--- begin ---

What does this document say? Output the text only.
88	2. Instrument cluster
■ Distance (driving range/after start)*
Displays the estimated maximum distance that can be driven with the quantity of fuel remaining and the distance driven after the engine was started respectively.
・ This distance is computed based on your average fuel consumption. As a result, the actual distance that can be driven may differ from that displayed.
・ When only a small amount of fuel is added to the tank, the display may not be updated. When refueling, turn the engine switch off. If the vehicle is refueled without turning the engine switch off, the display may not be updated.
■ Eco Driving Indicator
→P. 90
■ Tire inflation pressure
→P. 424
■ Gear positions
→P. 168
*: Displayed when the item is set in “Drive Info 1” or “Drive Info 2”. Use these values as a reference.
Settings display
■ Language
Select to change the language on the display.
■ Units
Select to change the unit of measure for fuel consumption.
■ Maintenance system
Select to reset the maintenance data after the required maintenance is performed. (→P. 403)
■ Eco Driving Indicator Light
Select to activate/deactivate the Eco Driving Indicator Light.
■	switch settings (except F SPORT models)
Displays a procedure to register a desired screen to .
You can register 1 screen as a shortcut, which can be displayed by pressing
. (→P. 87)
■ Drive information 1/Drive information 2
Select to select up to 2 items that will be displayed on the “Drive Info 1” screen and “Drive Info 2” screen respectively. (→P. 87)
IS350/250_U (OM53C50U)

--- end ---

→ **Required task**
Find how many lines hold the string "fuel", and state that number alone.

→ **Output for this exercise**
4